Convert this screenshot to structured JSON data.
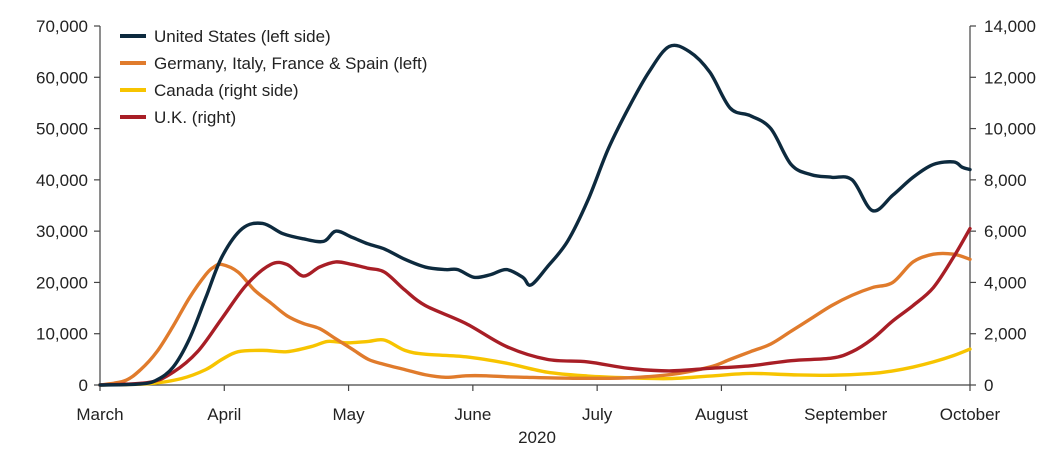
{
  "chart_data": {
    "type": "line",
    "title": "",
    "year_label": "2020",
    "x_categories": [
      "March",
      "April",
      "May",
      "June",
      "July",
      "August",
      "September",
      "October"
    ],
    "x_range_days": [
      0,
      214
    ],
    "y_left": {
      "min": 0,
      "max": 70000,
      "ticks": [
        0,
        10000,
        20000,
        30000,
        40000,
        50000,
        60000,
        70000
      ],
      "tick_labels": [
        "0",
        "10,000",
        "20,000",
        "30,000",
        "40,000",
        "50,000",
        "60,000",
        "70,000"
      ]
    },
    "y_right": {
      "min": 0,
      "max": 14000,
      "ticks": [
        0,
        2000,
        4000,
        6000,
        8000,
        10000,
        12000,
        14000
      ],
      "tick_labels": [
        "0",
        "2,000",
        "4,000",
        "6,000",
        "8,000",
        "10,000",
        "12,000",
        "14,000"
      ]
    },
    "legend_position": "top-left",
    "series": [
      {
        "name": "United States (left side)",
        "axis": "left",
        "color": "#0d2a3e",
        "x": [
          0,
          10,
          14,
          18,
          22,
          26,
          30,
          35,
          40,
          45,
          50,
          55,
          58,
          62,
          66,
          70,
          75,
          80,
          85,
          88,
          92,
          96,
          100,
          104,
          106,
          110,
          115,
          120,
          125,
          130,
          135,
          140,
          145,
          150,
          155,
          160,
          165,
          170,
          175,
          180,
          185,
          190,
          195,
          200,
          205,
          210,
          212,
          214
        ],
        "y": [
          0,
          200,
          1000,
          3500,
          9000,
          17000,
          25000,
          30500,
          31500,
          29500,
          28500,
          28000,
          30000,
          28800,
          27500,
          26500,
          24500,
          23000,
          22500,
          22500,
          21000,
          21500,
          22500,
          21000,
          19500,
          23000,
          28000,
          36000,
          46000,
          54000,
          61000,
          66000,
          65000,
          61000,
          54000,
          52500,
          50000,
          43000,
          41000,
          40500,
          40000,
          34000,
          37000,
          40500,
          43000,
          43500,
          42500,
          42000
        ]
      },
      {
        "name": "Germany, Italy, France & Spain (left)",
        "axis": "left",
        "color": "#e07b2c",
        "x": [
          0,
          6,
          10,
          14,
          18,
          22,
          26,
          28,
          30,
          34,
          38,
          42,
          46,
          50,
          54,
          58,
          62,
          66,
          70,
          75,
          80,
          85,
          90,
          95,
          100,
          105,
          110,
          120,
          130,
          140,
          150,
          155,
          160,
          165,
          170,
          175,
          180,
          185,
          190,
          195,
          200,
          205,
          210,
          214
        ],
        "y": [
          0,
          800,
          3000,
          6500,
          11500,
          17000,
          21500,
          23000,
          23500,
          22000,
          18500,
          16000,
          13500,
          12000,
          11000,
          9000,
          7000,
          5000,
          4000,
          3000,
          2000,
          1500,
          1800,
          1800,
          1600,
          1500,
          1400,
          1300,
          1400,
          2000,
          3500,
          5000,
          6500,
          8000,
          10500,
          13000,
          15500,
          17500,
          19000,
          20000,
          24000,
          25500,
          25500,
          24500
        ]
      },
      {
        "name": "Canada (right side)",
        "axis": "right",
        "color": "#f7c400",
        "x": [
          0,
          12,
          20,
          26,
          30,
          34,
          40,
          46,
          52,
          56,
          60,
          62,
          66,
          70,
          75,
          80,
          90,
          100,
          110,
          120,
          130,
          140,
          150,
          160,
          170,
          180,
          190,
          195,
          200,
          205,
          210,
          214
        ],
        "y": [
          0,
          50,
          250,
          600,
          1000,
          1300,
          1350,
          1300,
          1500,
          1700,
          1650,
          1650,
          1700,
          1750,
          1350,
          1200,
          1100,
          850,
          500,
          350,
          280,
          250,
          350,
          450,
          400,
          380,
          450,
          550,
          700,
          900,
          1150,
          1400
        ]
      },
      {
        "name": "U.K. (right)",
        "axis": "right",
        "color": "#a81e26",
        "x": [
          0,
          12,
          18,
          24,
          30,
          36,
          42,
          46,
          50,
          54,
          58,
          62,
          66,
          70,
          75,
          80,
          90,
          100,
          110,
          120,
          130,
          140,
          150,
          160,
          170,
          180,
          185,
          190,
          195,
          200,
          205,
          210,
          214
        ],
        "y": [
          0,
          100,
          500,
          1300,
          2600,
          3900,
          4700,
          4700,
          4250,
          4600,
          4800,
          4700,
          4550,
          4400,
          3700,
          3100,
          2400,
          1500,
          1000,
          900,
          650,
          550,
          650,
          750,
          950,
          1050,
          1300,
          1800,
          2500,
          3100,
          3800,
          5000,
          6100
        ]
      }
    ]
  }
}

= WHAT THE TASK REQUIRES =
Print each line of the material above exactly, with the pictures removed from your copy.

= TASK ANSWER =
Convert this screenshot to structured JSON data.
{
  "chart_data": {
    "type": "line",
    "title": "",
    "year_label": "2020",
    "x_categories": [
      "March",
      "April",
      "May",
      "June",
      "July",
      "August",
      "September",
      "October"
    ],
    "x_range_days": [
      0,
      214
    ],
    "y_left": {
      "min": 0,
      "max": 70000,
      "ticks": [
        0,
        10000,
        20000,
        30000,
        40000,
        50000,
        60000,
        70000
      ],
      "tick_labels": [
        "0",
        "10,000",
        "20,000",
        "30,000",
        "40,000",
        "50,000",
        "60,000",
        "70,000"
      ]
    },
    "y_right": {
      "min": 0,
      "max": 14000,
      "ticks": [
        0,
        2000,
        4000,
        6000,
        8000,
        10000,
        12000,
        14000
      ],
      "tick_labels": [
        "0",
        "2,000",
        "4,000",
        "6,000",
        "8,000",
        "10,000",
        "12,000",
        "14,000"
      ]
    },
    "legend_position": "top-left",
    "series": [
      {
        "name": "United States (left side)",
        "axis": "left",
        "color": "#0d2a3e",
        "x": [
          0,
          10,
          14,
          18,
          22,
          26,
          30,
          35,
          40,
          45,
          50,
          55,
          58,
          62,
          66,
          70,
          75,
          80,
          85,
          88,
          92,
          96,
          100,
          104,
          106,
          110,
          115,
          120,
          125,
          130,
          135,
          140,
          145,
          150,
          155,
          160,
          165,
          170,
          175,
          180,
          185,
          190,
          195,
          200,
          205,
          210,
          212,
          214
        ],
        "y": [
          0,
          200,
          1000,
          3500,
          9000,
          17000,
          25000,
          30500,
          31500,
          29500,
          28500,
          28000,
          30000,
          28800,
          27500,
          26500,
          24500,
          23000,
          22500,
          22500,
          21000,
          21500,
          22500,
          21000,
          19500,
          23000,
          28000,
          36000,
          46000,
          54000,
          61000,
          66000,
          65000,
          61000,
          54000,
          52500,
          50000,
          43000,
          41000,
          40500,
          40000,
          34000,
          37000,
          40500,
          43000,
          43500,
          42500,
          42000
        ]
      },
      {
        "name": "Germany, Italy, France & Spain (left)",
        "axis": "left",
        "color": "#e07b2c",
        "x": [
          0,
          6,
          10,
          14,
          18,
          22,
          26,
          28,
          30,
          34,
          38,
          42,
          46,
          50,
          54,
          58,
          62,
          66,
          70,
          75,
          80,
          85,
          90,
          95,
          100,
          105,
          110,
          120,
          130,
          140,
          150,
          155,
          160,
          165,
          170,
          175,
          180,
          185,
          190,
          195,
          200,
          205,
          210,
          214
        ],
        "y": [
          0,
          800,
          3000,
          6500,
          11500,
          17000,
          21500,
          23000,
          23500,
          22000,
          18500,
          16000,
          13500,
          12000,
          11000,
          9000,
          7000,
          5000,
          4000,
          3000,
          2000,
          1500,
          1800,
          1800,
          1600,
          1500,
          1400,
          1300,
          1400,
          2000,
          3500,
          5000,
          6500,
          8000,
          10500,
          13000,
          15500,
          17500,
          19000,
          20000,
          24000,
          25500,
          25500,
          24500
        ]
      },
      {
        "name": "Canada (right side)",
        "axis": "right",
        "color": "#f7c400",
        "x": [
          0,
          12,
          20,
          26,
          30,
          34,
          40,
          46,
          52,
          56,
          60,
          62,
          66,
          70,
          75,
          80,
          90,
          100,
          110,
          120,
          130,
          140,
          150,
          160,
          170,
          180,
          190,
          195,
          200,
          205,
          210,
          214
        ],
        "y": [
          0,
          50,
          250,
          600,
          1000,
          1300,
          1350,
          1300,
          1500,
          1700,
          1650,
          1650,
          1700,
          1750,
          1350,
          1200,
          1100,
          850,
          500,
          350,
          280,
          250,
          350,
          450,
          400,
          380,
          450,
          550,
          700,
          900,
          1150,
          1400
        ]
      },
      {
        "name": "U.K. (right)",
        "axis": "right",
        "color": "#a81e26",
        "x": [
          0,
          12,
          18,
          24,
          30,
          36,
          42,
          46,
          50,
          54,
          58,
          62,
          66,
          70,
          75,
          80,
          90,
          100,
          110,
          120,
          130,
          140,
          150,
          160,
          170,
          180,
          185,
          190,
          195,
          200,
          205,
          210,
          214
        ],
        "y": [
          0,
          100,
          500,
          1300,
          2600,
          3900,
          4700,
          4700,
          4250,
          4600,
          4800,
          4700,
          4550,
          4400,
          3700,
          3100,
          2400,
          1500,
          1000,
          900,
          650,
          550,
          650,
          750,
          950,
          1050,
          1300,
          1800,
          2500,
          3100,
          3800,
          5000,
          6100
        ]
      }
    ]
  }
}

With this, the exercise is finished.